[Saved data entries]
**********
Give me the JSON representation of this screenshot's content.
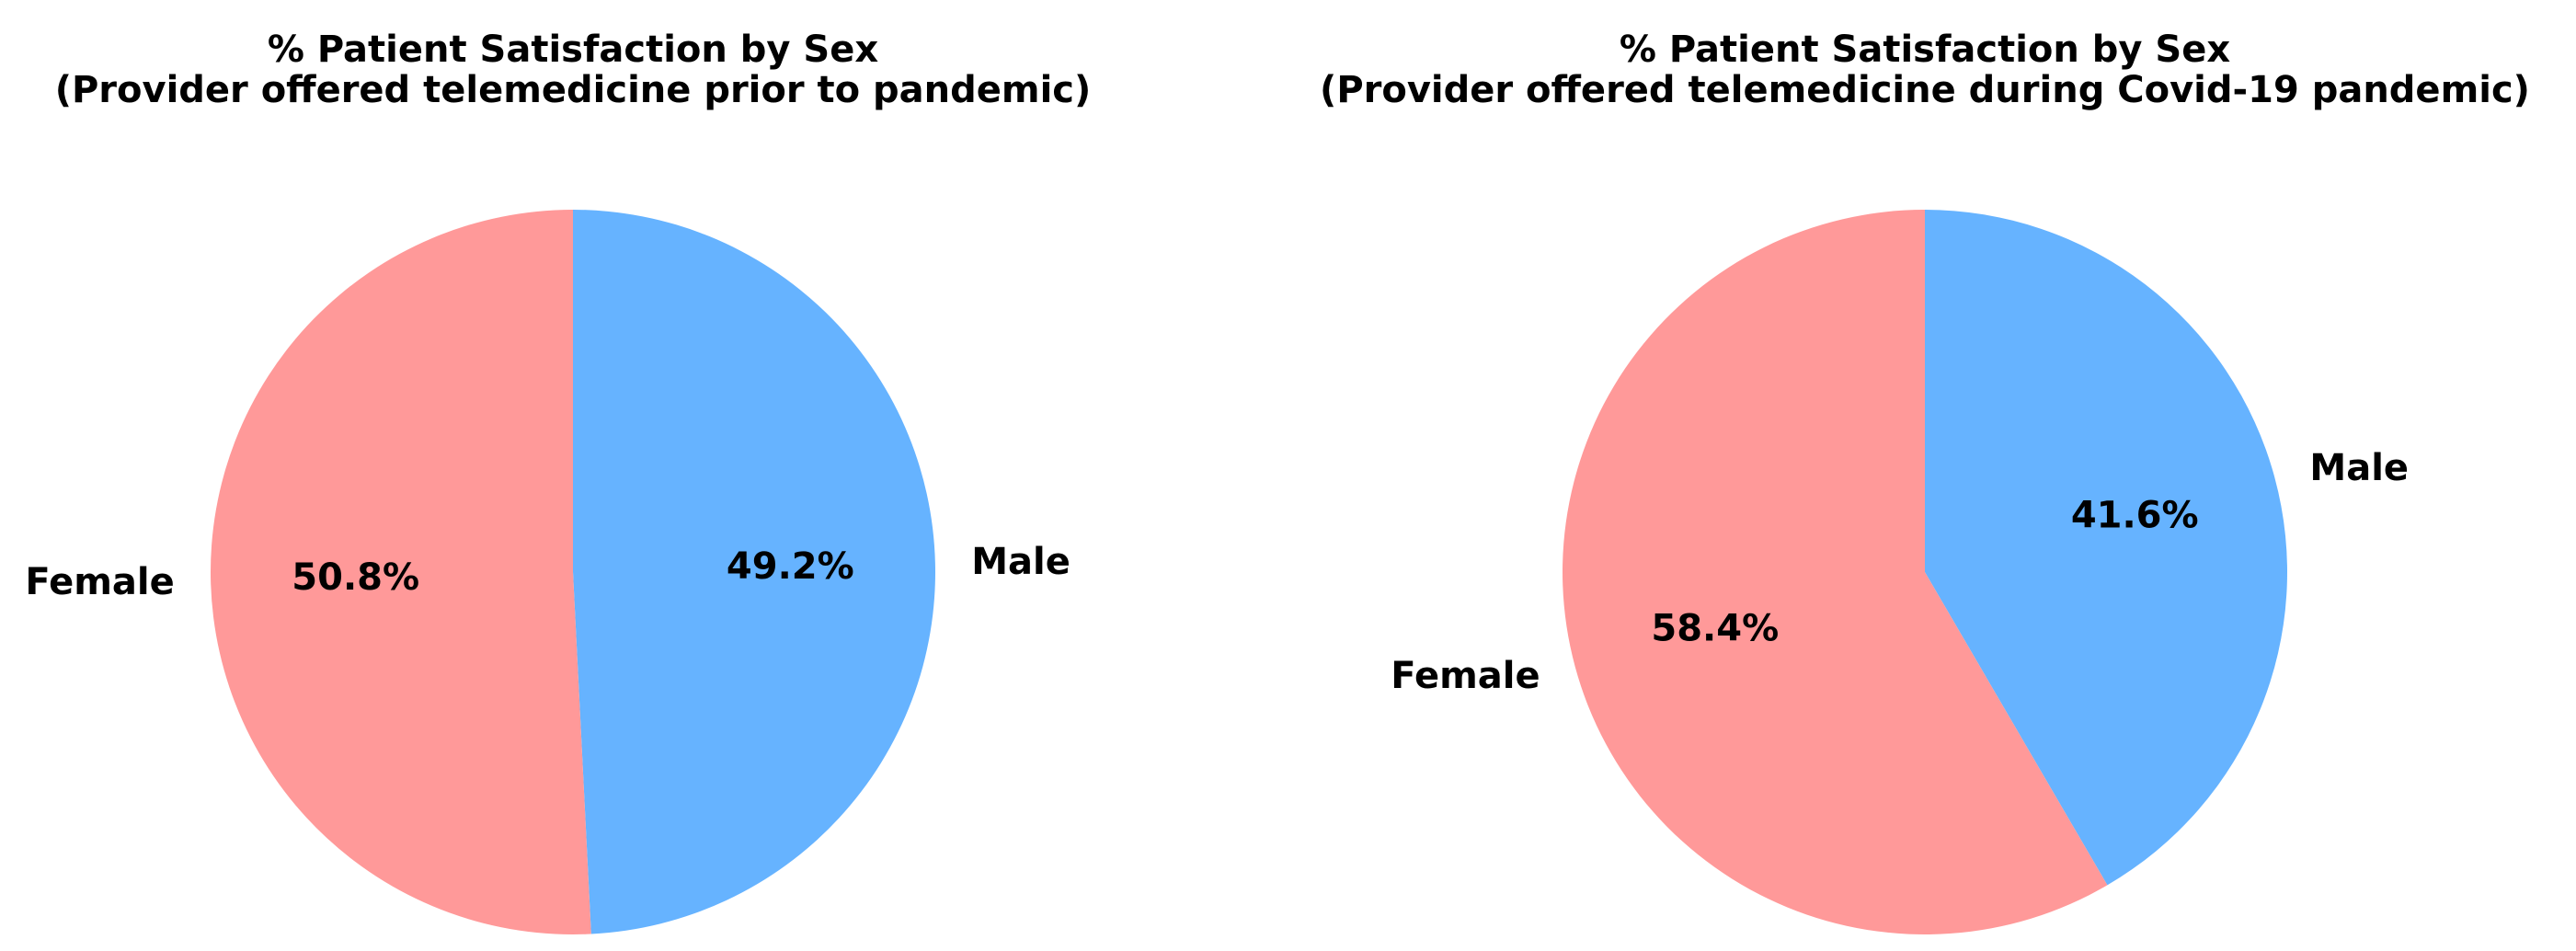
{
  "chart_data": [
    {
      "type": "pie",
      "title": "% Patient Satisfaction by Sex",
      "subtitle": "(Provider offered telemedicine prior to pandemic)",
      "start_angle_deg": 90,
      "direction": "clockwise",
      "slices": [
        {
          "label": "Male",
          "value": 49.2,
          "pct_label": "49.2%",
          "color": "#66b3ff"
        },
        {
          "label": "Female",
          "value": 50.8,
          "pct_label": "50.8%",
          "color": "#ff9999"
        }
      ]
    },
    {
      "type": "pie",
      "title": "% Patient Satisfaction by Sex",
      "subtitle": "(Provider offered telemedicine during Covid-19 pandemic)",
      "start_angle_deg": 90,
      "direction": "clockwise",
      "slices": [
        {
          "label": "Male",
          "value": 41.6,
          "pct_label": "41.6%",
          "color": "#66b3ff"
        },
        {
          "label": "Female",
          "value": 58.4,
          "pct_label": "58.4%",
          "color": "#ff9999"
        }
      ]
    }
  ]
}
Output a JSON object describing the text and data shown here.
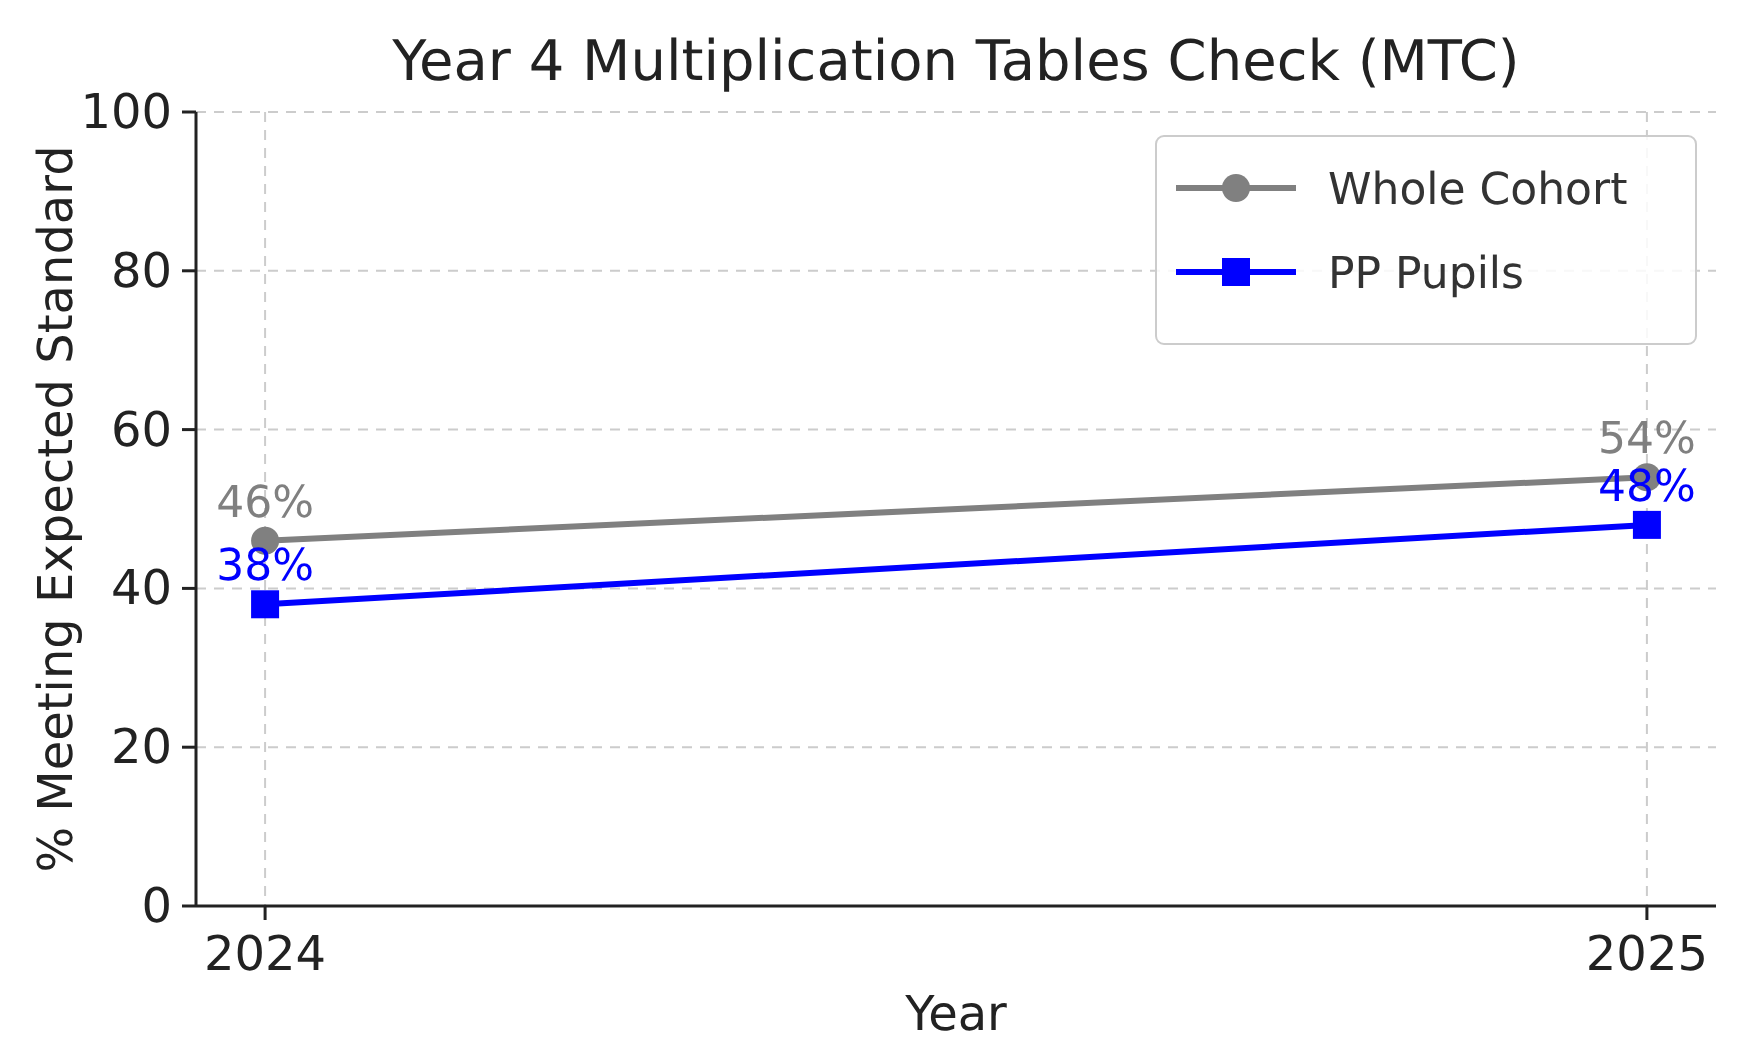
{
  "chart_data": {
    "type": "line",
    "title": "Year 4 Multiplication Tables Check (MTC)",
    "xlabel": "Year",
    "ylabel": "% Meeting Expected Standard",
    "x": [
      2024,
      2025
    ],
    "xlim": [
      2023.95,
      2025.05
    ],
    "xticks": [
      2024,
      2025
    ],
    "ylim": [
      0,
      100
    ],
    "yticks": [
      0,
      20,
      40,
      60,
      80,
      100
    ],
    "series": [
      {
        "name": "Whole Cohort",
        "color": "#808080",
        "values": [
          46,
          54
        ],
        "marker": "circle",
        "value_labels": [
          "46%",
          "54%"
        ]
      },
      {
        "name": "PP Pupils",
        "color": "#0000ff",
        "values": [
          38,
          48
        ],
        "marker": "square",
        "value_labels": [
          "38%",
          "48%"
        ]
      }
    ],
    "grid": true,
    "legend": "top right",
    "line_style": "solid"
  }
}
**********
• Objective: Every line above should be returned exactly; the pictures stay out.

• Exercise output:
Give me the JSON representation of this screenshot's content.
{
  "chart_data": [
    {
      "type": "pie",
      "title": "% Patient Satisfaction by Sex",
      "subtitle": "(Provider offered telemedicine prior to pandemic)",
      "start_angle_deg": 90,
      "direction": "clockwise",
      "slices": [
        {
          "label": "Male",
          "value": 49.2,
          "pct_label": "49.2%",
          "color": "#66b3ff"
        },
        {
          "label": "Female",
          "value": 50.8,
          "pct_label": "50.8%",
          "color": "#ff9999"
        }
      ]
    },
    {
      "type": "pie",
      "title": "% Patient Satisfaction by Sex",
      "subtitle": "(Provider offered telemedicine during Covid-19 pandemic)",
      "start_angle_deg": 90,
      "direction": "clockwise",
      "slices": [
        {
          "label": "Male",
          "value": 41.6,
          "pct_label": "41.6%",
          "color": "#66b3ff"
        },
        {
          "label": "Female",
          "value": 58.4,
          "pct_label": "58.4%",
          "color": "#ff9999"
        }
      ]
    }
  ]
}
Output a JSON object describing the text and data shown here.
{
  "chart_data": {
    "type": "line",
    "title": "Year 4 Multiplication Tables Check (MTC)",
    "xlabel": "Year",
    "ylabel": "% Meeting Expected Standard",
    "x": [
      2024,
      2025
    ],
    "xlim": [
      2023.95,
      2025.05
    ],
    "xticks": [
      2024,
      2025
    ],
    "ylim": [
      0,
      100
    ],
    "yticks": [
      0,
      20,
      40,
      60,
      80,
      100
    ],
    "series": [
      {
        "name": "Whole Cohort",
        "color": "#808080",
        "values": [
          46,
          54
        ],
        "marker": "circle",
        "value_labels": [
          "46%",
          "54%"
        ]
      },
      {
        "name": "PP Pupils",
        "color": "#0000ff",
        "values": [
          38,
          48
        ],
        "marker": "square",
        "value_labels": [
          "38%",
          "48%"
        ]
      }
    ],
    "grid": true,
    "legend": "top right",
    "line_style": "solid"
  }
}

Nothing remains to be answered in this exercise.